--- AIM OF THE TASK ---
Transcribe all the entries word for word, but omit the images.

--- SUPPLIED INFORMATION ---
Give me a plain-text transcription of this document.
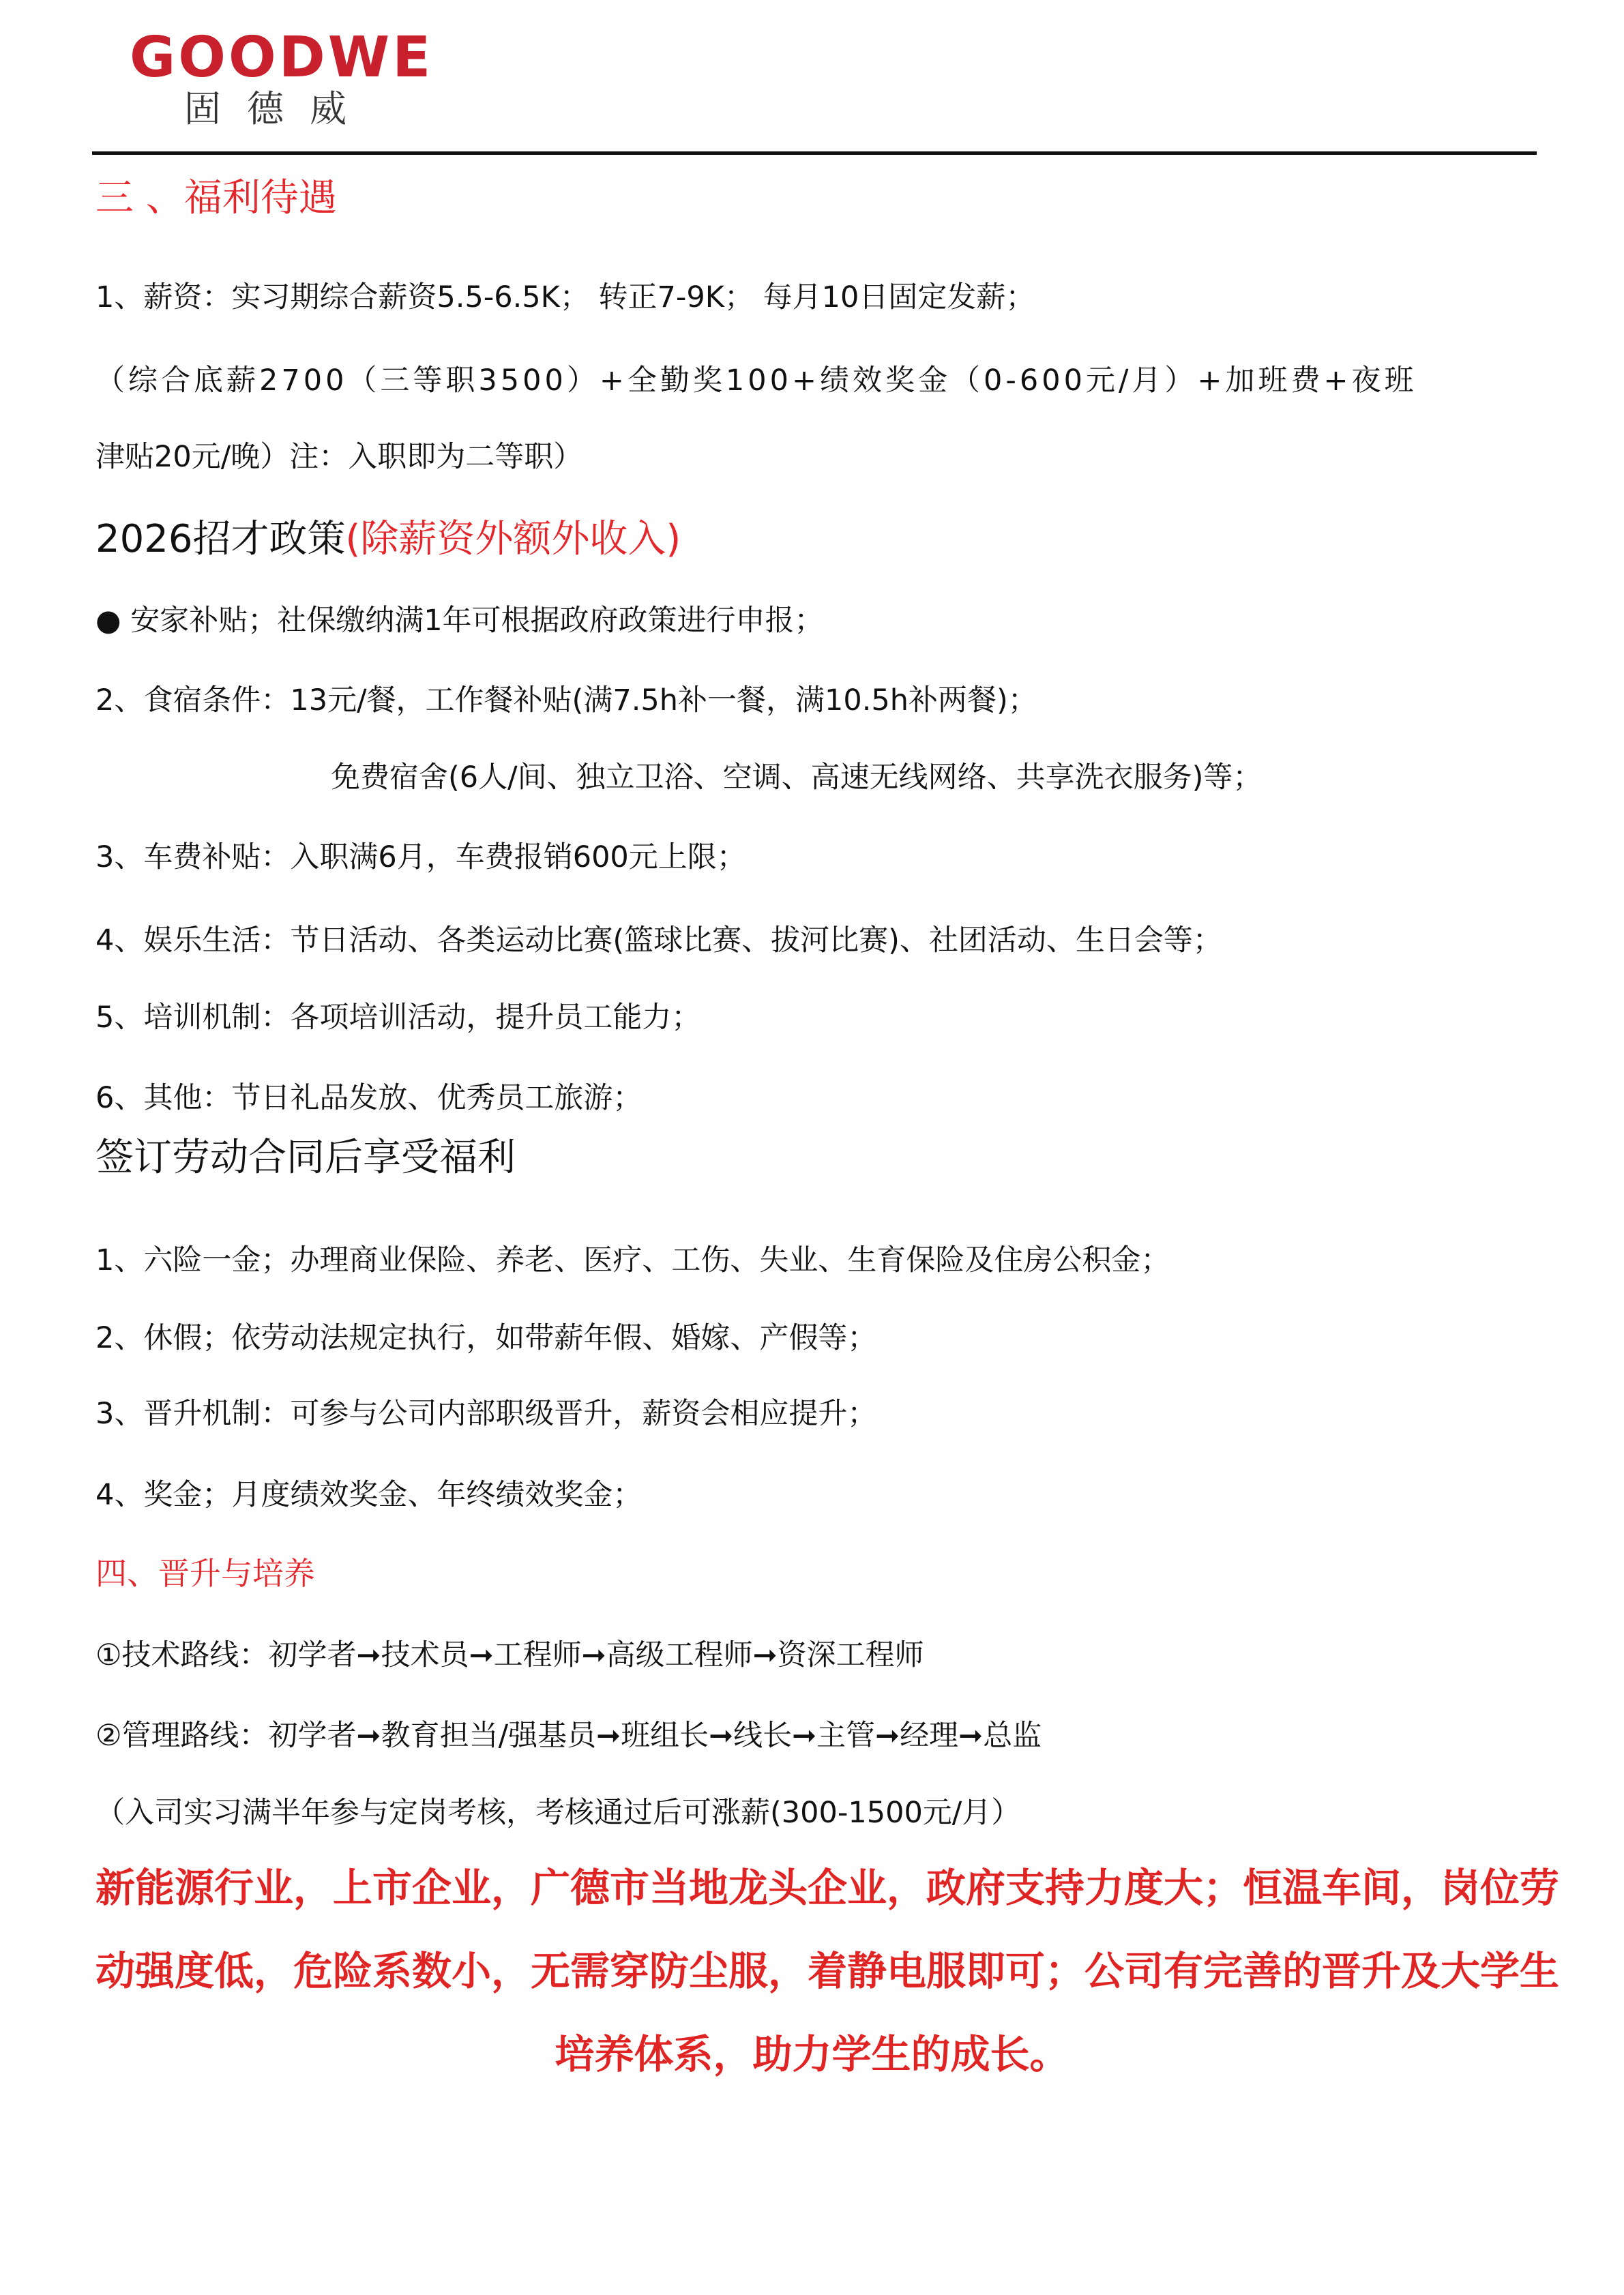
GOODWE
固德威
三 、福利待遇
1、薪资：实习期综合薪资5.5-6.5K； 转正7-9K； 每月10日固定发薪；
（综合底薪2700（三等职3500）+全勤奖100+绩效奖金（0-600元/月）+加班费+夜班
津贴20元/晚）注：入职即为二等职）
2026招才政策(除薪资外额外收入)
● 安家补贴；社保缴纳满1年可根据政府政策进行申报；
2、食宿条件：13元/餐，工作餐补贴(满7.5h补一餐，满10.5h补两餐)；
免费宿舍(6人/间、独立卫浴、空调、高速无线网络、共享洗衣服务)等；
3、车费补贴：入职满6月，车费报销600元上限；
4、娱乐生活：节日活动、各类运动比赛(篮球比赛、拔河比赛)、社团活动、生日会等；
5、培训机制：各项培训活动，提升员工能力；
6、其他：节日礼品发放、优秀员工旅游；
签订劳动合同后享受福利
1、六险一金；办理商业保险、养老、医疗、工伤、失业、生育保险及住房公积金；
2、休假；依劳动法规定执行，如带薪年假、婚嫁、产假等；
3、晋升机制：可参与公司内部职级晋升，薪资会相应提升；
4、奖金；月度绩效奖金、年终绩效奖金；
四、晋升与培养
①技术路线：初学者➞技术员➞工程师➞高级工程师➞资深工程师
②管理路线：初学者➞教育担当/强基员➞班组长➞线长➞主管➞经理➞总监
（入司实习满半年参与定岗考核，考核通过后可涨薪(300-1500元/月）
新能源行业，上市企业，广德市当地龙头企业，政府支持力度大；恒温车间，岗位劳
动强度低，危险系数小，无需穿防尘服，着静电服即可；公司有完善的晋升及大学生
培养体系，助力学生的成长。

--- EXPECTED ANSWER ---
Give me a plain-text transcription of this document.
GOODWE
固德威
三 、福利待遇
1、薪资：实习期综合薪资5.5-6.5K； 转正7-9K； 每月10日固定发薪；
（综合底薪2700（三等职3500）+全勤奖100+绩效奖金（0-600元/月）+加班费+夜班
津贴20元/晚）注：入职即为二等职）
2026招才政策(除薪资外额外收入)
● 安家补贴；社保缴纳满1年可根据政府政策进行申报；
2、食宿条件：13元/餐，工作餐补贴(满7.5h补一餐，满10.5h补两餐)；
免费宿舍(6人/间、独立卫浴、空调、高速无线网络、共享洗衣服务)等；
3、车费补贴：入职满6月，车费报销600元上限；
4、娱乐生活：节日活动、各类运动比赛(篮球比赛、拔河比赛)、社团活动、生日会等；
5、培训机制：各项培训活动，提升员工能力；
6、其他：节日礼品发放、优秀员工旅游；
签订劳动合同后享受福利
1、六险一金；办理商业保险、养老、医疗、工伤、失业、生育保险及住房公积金；
2、休假；依劳动法规定执行，如带薪年假、婚嫁、产假等；
3、晋升机制：可参与公司内部职级晋升，薪资会相应提升；
4、奖金；月度绩效奖金、年终绩效奖金；
四、晋升与培养
①技术路线：初学者➞技术员➞工程师➞高级工程师➞资深工程师
②管理路线：初学者➞教育担当/强基员➞班组长➞线长➞主管➞经理➞总监
（入司实习满半年参与定岗考核，考核通过后可涨薪(300-1500元/月）
新能源行业，上市企业，广德市当地龙头企业，政府支持力度大；恒温车间，岗位劳
动强度低，危险系数小，无需穿防尘服，着静电服即可；公司有完善的晋升及大学生
培养体系，助力学生的成长。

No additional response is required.